— begin EXTRACTED INFORMATION —
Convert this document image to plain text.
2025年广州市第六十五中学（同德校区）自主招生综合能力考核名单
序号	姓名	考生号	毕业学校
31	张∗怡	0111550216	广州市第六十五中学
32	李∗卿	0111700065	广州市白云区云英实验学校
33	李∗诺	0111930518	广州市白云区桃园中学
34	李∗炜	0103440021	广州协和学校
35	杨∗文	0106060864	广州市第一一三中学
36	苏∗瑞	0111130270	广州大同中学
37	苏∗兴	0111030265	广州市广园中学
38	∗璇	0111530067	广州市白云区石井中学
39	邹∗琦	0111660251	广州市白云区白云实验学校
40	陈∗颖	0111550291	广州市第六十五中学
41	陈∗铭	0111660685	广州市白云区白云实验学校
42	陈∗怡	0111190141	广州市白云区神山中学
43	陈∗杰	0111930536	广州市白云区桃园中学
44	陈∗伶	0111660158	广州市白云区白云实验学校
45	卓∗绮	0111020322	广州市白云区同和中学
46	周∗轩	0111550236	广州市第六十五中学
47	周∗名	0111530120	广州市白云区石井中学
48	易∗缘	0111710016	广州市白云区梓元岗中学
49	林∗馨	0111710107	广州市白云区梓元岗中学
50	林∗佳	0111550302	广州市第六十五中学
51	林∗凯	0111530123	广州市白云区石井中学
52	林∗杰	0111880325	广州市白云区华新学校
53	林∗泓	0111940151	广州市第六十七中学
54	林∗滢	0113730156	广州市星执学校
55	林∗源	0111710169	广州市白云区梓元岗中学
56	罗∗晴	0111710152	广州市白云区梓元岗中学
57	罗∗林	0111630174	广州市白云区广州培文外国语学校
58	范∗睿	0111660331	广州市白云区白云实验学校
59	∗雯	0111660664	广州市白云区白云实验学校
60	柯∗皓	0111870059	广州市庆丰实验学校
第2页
— end EXTRACTED INFORMATION —
* [EXERCISE OBJECTIVE]: From the records above, extract every entry verbatim.

* [OUTPUT FOR THIS TASK]:
Convert this document image to plain text.
2025年广州市第六十五中学（同德校区）自主招生综合能力考核名单
序号	姓名	考生号	毕业学校
31	张∗怡	0111550216	广州市第六十五中学
32	李∗卿	0111700065	广州市白云区云英实验学校
33	李∗诺	0111930518	广州市白云区桃园中学
34	李∗炜	0103440021	广州协和学校
35	杨∗文	0106060864	广州市第一一三中学
36	苏∗瑞	0111130270	广州大同中学
37	苏∗兴	0111030265	广州市广园中学
38	∗璇	0111530067	广州市白云区石井中学
39	邹∗琦	0111660251	广州市白云区白云实验学校
40	陈∗颖	0111550291	广州市第六十五中学
41	陈∗铭	0111660685	广州市白云区白云实验学校
42	陈∗怡	0111190141	广州市白云区神山中学
43	陈∗杰	0111930536	广州市白云区桃园中学
44	陈∗伶	0111660158	广州市白云区白云实验学校
45	卓∗绮	0111020322	广州市白云区同和中学
46	周∗轩	0111550236	广州市第六十五中学
47	周∗名	0111530120	广州市白云区石井中学
48	易∗缘	0111710016	广州市白云区梓元岗中学
49	林∗馨	0111710107	广州市白云区梓元岗中学
50	林∗佳	0111550302	广州市第六十五中学
51	林∗凯	0111530123	广州市白云区石井中学
52	林∗杰	0111880325	广州市白云区华新学校
53	林∗泓	0111940151	广州市第六十七中学
54	林∗滢	0113730156	广州市星执学校
55	林∗源	0111710169	广州市白云区梓元岗中学
56	罗∗晴	0111710152	广州市白云区梓元岗中学
57	罗∗林	0111630174	广州市白云区广州培文外国语学校
58	范∗睿	0111660331	广州市白云区白云实验学校
59	∗雯	0111660664	广州市白云区白云实验学校
60	柯∗皓	0111870059	广州市庆丰实验学校
第2页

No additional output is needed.